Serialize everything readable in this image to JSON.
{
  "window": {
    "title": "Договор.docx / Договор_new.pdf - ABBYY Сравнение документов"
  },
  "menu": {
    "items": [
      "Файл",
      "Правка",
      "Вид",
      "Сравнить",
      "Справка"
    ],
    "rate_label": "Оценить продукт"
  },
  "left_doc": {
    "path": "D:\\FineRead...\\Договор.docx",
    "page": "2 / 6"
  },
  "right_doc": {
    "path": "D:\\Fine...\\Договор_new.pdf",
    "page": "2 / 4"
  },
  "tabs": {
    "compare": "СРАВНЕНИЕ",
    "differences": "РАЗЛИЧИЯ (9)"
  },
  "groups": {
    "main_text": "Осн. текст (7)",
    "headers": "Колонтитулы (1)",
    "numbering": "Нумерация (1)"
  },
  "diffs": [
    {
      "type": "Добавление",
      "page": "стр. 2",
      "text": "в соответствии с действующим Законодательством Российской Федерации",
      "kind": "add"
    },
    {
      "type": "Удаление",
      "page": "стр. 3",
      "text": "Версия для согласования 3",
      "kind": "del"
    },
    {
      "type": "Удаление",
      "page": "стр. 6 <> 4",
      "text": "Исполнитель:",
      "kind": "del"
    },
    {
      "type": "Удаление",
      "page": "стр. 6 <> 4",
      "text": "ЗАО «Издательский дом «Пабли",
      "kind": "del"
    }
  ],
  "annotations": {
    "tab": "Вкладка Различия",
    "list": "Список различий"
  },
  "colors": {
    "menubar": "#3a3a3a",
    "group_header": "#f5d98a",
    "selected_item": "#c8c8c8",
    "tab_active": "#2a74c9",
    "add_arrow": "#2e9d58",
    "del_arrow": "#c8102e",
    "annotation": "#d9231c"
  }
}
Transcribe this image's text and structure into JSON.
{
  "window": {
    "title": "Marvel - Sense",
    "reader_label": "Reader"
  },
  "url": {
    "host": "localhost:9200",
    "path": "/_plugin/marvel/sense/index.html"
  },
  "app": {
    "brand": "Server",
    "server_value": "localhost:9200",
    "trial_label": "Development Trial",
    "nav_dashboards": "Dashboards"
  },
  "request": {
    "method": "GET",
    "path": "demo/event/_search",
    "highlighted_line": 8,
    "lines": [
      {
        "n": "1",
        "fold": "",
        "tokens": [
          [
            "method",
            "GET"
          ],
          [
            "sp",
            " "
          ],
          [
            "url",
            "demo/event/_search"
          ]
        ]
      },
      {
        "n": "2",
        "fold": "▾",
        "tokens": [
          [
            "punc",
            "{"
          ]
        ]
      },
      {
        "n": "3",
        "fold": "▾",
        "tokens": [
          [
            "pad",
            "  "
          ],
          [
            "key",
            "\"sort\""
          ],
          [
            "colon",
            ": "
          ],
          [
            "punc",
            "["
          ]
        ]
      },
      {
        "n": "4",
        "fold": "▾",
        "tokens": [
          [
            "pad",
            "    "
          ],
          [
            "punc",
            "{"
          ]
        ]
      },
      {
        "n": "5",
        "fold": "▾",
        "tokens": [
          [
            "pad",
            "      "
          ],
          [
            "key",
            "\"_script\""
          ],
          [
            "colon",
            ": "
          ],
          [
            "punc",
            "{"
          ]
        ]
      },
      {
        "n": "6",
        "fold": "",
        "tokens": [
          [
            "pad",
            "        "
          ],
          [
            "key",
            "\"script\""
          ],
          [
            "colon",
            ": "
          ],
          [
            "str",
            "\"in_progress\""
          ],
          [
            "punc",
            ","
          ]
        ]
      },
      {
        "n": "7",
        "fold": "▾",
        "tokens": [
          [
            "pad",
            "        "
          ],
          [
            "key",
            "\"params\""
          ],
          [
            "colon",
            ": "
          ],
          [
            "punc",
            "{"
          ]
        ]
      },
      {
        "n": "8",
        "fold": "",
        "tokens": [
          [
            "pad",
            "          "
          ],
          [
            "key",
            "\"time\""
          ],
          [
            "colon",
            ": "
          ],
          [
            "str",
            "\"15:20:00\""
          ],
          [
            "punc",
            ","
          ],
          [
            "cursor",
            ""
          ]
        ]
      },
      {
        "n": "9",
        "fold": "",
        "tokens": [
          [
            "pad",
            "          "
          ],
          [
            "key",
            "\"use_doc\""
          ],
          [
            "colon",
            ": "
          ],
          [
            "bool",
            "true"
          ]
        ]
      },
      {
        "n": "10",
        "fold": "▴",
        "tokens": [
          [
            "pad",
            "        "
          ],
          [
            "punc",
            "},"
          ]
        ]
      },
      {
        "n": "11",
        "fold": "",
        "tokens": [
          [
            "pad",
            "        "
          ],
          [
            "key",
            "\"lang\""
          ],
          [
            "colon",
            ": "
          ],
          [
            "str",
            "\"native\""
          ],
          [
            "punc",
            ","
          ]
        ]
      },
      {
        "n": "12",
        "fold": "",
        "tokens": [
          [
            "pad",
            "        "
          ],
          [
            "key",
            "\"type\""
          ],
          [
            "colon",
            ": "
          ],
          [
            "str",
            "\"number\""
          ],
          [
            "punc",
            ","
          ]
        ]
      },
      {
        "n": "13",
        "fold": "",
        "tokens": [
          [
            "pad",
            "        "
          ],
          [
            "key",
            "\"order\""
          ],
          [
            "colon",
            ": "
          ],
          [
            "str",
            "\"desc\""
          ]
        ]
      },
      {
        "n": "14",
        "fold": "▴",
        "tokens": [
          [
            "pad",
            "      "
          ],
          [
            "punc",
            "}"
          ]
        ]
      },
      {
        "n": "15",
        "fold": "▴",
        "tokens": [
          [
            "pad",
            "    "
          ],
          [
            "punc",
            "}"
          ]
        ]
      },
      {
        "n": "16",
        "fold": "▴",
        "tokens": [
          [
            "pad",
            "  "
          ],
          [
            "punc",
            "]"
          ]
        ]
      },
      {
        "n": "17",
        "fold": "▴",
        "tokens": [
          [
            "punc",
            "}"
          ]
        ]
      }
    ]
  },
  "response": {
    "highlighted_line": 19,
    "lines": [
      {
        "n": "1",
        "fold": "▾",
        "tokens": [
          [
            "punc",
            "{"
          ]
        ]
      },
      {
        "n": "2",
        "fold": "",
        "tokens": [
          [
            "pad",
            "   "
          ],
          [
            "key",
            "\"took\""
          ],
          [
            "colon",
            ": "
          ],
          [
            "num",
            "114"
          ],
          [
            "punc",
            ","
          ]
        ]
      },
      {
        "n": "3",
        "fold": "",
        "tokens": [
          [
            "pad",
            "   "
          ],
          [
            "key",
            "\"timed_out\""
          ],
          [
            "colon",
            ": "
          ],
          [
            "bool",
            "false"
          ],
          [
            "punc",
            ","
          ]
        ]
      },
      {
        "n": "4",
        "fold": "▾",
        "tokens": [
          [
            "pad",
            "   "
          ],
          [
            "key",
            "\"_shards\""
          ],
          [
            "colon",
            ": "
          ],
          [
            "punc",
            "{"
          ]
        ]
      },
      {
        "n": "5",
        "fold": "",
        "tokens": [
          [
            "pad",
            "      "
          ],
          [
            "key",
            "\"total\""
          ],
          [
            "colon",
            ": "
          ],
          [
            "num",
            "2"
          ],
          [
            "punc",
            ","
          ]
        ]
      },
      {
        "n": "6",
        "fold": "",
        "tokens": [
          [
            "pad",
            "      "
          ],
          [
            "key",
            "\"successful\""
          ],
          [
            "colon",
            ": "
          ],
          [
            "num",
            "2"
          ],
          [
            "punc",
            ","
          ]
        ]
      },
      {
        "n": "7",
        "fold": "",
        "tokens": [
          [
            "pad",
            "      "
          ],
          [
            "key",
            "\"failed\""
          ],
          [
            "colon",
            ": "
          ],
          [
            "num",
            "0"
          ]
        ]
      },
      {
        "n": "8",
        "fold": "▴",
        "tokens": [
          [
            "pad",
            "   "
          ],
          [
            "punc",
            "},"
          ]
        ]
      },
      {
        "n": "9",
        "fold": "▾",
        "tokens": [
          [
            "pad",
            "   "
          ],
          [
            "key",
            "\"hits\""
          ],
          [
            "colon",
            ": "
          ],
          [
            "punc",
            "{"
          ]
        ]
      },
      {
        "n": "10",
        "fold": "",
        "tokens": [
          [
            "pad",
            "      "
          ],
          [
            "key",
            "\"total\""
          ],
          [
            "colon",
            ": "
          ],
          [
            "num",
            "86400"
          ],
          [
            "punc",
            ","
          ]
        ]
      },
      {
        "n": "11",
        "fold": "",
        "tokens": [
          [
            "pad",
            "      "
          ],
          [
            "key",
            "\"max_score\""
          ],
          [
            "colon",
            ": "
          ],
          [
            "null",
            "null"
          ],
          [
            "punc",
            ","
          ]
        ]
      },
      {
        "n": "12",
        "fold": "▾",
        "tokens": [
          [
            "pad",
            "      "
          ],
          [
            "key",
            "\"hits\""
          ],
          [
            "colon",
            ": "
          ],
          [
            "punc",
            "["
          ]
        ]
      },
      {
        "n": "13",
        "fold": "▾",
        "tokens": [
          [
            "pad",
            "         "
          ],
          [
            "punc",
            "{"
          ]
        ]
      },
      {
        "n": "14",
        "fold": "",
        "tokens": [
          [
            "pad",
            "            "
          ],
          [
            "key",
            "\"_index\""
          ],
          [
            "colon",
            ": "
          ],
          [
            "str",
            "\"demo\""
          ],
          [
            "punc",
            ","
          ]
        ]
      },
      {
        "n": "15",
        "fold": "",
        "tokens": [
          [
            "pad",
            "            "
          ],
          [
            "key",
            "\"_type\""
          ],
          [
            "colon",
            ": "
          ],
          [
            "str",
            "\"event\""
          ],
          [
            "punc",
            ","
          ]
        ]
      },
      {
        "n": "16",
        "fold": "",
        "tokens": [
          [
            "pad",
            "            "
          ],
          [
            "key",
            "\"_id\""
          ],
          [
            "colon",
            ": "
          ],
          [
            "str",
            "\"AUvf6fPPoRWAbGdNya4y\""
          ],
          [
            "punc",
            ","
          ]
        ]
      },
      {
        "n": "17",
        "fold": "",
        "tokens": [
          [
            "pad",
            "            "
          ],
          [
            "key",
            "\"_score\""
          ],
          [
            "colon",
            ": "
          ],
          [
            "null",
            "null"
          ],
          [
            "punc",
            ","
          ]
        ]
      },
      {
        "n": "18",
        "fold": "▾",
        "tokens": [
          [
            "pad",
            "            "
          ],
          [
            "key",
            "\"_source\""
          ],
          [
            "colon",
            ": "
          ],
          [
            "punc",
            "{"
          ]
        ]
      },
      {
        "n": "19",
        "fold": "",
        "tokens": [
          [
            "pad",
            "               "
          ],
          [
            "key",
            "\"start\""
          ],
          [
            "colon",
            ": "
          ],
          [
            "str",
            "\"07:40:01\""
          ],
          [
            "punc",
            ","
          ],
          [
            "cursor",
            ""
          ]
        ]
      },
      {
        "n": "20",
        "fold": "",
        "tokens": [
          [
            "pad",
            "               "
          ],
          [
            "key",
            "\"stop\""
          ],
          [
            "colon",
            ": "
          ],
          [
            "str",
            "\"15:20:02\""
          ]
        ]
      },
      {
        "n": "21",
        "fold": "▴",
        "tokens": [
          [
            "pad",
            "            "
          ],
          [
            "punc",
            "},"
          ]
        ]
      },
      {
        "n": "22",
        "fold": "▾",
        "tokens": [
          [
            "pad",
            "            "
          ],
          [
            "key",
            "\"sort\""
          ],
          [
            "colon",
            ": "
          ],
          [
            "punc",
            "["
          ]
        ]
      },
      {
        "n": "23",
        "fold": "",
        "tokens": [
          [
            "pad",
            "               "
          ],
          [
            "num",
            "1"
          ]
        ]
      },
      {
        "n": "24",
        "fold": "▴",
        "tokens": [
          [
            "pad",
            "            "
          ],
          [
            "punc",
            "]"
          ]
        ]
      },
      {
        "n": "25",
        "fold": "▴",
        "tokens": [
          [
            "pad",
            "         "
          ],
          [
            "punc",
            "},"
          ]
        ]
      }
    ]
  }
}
────────────────
Task statement:
Of the lines above, how many include the word "JSON"? Reply with the number only.

Finished exercise:
2